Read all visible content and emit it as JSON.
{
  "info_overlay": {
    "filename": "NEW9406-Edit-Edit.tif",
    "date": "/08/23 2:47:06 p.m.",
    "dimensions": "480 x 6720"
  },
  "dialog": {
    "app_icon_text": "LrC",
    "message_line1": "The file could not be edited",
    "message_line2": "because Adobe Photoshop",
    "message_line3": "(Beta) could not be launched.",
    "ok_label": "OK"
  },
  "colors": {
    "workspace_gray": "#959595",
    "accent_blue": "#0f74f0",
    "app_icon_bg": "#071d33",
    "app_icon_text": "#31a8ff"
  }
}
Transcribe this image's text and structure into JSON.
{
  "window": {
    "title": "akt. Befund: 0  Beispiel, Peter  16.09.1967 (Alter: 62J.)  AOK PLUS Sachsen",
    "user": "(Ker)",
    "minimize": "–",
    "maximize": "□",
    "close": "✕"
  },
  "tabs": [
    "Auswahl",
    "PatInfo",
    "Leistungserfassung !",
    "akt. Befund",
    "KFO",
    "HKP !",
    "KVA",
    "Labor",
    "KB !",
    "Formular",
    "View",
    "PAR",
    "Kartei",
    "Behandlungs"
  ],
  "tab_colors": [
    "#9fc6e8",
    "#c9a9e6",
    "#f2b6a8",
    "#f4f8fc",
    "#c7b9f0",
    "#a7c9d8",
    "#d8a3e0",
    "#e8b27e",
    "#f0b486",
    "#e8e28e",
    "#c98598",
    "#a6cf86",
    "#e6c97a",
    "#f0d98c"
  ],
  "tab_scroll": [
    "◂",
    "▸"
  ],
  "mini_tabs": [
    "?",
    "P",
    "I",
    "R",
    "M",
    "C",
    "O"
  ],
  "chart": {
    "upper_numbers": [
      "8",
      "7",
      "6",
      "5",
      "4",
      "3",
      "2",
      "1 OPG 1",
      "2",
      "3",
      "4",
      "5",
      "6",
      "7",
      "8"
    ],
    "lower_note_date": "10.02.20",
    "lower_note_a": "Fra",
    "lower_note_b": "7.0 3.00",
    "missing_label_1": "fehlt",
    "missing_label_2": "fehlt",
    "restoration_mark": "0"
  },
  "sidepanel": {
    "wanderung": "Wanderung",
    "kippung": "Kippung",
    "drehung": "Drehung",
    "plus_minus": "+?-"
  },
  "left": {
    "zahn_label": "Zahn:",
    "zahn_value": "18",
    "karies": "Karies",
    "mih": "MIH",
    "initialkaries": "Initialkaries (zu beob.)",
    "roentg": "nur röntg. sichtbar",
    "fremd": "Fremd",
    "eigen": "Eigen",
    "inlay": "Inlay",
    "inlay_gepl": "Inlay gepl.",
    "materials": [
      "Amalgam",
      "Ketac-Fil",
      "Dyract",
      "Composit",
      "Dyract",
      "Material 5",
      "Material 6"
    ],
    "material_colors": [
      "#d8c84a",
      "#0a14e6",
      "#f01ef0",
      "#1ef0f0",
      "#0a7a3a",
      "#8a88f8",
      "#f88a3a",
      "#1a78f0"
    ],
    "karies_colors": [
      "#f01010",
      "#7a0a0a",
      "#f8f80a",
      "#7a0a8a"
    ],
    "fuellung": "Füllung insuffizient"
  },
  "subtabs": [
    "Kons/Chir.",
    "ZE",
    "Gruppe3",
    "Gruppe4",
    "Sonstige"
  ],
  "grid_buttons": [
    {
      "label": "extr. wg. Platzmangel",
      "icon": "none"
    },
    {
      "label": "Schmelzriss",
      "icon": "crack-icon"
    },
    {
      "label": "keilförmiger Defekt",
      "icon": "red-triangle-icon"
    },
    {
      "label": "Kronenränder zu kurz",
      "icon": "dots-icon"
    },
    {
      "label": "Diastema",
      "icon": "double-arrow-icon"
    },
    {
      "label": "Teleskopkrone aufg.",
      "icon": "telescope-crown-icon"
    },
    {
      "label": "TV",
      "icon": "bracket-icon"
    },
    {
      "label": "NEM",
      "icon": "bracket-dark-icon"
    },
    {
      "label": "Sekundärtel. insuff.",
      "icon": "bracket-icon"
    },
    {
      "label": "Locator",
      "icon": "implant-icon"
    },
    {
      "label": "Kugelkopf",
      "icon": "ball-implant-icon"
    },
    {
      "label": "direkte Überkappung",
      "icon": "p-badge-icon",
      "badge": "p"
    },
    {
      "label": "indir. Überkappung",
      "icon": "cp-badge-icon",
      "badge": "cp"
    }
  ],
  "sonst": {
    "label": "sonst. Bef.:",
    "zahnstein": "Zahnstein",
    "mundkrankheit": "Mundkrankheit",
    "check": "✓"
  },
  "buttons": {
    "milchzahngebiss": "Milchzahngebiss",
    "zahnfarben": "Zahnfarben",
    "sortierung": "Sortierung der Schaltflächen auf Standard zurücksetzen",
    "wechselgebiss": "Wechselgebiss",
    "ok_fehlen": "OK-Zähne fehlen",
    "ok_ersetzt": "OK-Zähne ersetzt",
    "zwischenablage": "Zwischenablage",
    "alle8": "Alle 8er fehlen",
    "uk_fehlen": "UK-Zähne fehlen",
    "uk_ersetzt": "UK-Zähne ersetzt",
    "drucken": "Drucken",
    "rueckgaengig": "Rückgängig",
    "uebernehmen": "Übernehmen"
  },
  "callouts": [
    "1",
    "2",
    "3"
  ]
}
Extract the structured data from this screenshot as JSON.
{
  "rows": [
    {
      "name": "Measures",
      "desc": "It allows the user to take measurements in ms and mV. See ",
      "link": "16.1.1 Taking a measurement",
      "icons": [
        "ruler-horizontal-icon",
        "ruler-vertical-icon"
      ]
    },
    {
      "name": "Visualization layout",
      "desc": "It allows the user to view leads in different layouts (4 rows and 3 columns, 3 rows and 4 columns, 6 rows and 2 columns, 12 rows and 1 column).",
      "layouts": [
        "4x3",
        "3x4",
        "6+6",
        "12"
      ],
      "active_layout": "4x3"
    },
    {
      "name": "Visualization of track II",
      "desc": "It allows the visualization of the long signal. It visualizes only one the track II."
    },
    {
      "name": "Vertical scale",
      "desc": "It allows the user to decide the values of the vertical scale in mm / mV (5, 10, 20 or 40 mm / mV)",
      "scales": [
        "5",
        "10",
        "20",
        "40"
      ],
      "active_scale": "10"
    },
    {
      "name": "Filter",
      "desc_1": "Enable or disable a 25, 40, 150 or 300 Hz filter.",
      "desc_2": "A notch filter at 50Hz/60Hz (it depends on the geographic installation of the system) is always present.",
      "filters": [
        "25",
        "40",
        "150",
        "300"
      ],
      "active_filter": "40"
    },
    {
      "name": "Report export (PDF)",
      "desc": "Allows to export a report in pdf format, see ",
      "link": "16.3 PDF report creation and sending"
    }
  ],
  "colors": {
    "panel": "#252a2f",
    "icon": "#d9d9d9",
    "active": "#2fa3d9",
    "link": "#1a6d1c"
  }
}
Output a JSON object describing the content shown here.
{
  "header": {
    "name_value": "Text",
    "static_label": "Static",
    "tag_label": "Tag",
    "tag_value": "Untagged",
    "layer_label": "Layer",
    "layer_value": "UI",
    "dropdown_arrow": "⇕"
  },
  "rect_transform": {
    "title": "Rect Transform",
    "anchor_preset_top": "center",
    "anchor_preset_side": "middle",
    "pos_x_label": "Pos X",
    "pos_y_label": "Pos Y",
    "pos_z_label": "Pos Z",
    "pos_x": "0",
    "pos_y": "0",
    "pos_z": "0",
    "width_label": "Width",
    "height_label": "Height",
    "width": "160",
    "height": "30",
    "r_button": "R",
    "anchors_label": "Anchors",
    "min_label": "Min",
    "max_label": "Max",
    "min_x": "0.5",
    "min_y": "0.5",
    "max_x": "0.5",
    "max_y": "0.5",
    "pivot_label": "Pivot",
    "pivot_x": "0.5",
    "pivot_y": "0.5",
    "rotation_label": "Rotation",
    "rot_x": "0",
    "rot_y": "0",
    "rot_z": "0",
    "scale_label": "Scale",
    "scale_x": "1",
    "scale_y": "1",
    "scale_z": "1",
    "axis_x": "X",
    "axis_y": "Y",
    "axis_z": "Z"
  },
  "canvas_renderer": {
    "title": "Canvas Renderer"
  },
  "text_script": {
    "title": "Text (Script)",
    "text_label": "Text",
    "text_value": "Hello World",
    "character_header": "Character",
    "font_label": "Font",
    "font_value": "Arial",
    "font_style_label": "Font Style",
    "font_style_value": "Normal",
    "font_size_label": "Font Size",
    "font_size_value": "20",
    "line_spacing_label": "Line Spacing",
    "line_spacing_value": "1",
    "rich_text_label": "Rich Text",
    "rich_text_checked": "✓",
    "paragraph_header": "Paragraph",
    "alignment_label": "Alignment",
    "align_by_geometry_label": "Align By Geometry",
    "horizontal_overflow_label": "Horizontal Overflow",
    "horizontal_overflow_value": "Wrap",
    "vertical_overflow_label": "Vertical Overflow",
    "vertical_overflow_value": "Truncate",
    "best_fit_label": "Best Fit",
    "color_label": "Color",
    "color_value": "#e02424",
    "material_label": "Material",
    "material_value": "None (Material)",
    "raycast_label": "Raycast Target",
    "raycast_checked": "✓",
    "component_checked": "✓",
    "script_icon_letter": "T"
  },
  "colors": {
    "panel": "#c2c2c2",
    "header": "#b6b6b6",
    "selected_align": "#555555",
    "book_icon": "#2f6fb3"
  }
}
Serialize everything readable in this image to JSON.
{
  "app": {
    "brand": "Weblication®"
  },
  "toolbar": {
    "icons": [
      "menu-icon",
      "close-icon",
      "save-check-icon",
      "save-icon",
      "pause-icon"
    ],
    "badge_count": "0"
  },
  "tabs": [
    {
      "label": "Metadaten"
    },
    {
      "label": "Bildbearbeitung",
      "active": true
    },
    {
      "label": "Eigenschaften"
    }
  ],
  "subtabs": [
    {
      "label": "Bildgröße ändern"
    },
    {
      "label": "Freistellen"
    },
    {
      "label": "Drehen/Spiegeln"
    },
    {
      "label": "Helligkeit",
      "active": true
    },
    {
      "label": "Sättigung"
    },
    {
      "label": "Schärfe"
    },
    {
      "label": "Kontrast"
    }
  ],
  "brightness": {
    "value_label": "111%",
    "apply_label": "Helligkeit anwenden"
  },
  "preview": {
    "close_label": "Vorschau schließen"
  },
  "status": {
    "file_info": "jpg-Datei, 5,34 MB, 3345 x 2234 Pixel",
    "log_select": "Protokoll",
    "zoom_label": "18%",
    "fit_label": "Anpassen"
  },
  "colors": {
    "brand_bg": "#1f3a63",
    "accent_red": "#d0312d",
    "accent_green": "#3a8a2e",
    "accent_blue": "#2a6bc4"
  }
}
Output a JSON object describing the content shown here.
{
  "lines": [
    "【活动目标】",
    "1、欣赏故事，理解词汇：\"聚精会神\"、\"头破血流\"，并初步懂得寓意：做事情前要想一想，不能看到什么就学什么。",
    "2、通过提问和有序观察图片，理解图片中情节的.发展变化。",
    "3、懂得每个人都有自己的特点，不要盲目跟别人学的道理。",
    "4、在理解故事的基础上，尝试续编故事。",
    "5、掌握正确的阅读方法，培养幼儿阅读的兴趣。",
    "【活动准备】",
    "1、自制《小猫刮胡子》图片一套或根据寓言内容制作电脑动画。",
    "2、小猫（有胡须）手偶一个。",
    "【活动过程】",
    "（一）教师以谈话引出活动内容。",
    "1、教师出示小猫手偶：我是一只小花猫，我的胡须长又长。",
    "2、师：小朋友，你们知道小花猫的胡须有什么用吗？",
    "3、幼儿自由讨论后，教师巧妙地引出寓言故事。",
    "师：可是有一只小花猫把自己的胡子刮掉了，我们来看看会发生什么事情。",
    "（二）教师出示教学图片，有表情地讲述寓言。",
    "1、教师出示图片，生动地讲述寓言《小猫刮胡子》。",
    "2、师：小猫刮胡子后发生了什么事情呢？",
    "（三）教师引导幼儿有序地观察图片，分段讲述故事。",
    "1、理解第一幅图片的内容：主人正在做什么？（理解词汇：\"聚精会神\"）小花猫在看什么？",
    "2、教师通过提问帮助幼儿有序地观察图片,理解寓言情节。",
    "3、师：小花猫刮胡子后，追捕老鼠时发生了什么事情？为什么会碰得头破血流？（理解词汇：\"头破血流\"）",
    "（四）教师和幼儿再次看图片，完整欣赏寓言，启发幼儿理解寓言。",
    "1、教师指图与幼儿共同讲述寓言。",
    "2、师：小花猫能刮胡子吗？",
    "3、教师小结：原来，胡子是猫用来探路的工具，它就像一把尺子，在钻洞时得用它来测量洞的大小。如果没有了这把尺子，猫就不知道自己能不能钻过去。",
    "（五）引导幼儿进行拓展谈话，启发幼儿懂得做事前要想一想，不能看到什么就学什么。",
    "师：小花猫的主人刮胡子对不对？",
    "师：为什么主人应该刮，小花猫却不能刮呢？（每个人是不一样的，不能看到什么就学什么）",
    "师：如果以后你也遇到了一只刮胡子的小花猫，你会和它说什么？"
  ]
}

- WHAT IS BEING ASKED -
Using the listing above, show each line holding the string "聚精会神".

- ANSWER TO THE PROBLEM -
    "1、欣赏故事，理解词汇：\"聚精会神\"、\"头破血流\"，并初步懂得寓意：做事情前要想一想，不能看到什么就学什么。",
    "1、理解第一幅图片的内容：主人正在做什么？（理解词汇：\"聚精会神\"）小花猫在看什么？",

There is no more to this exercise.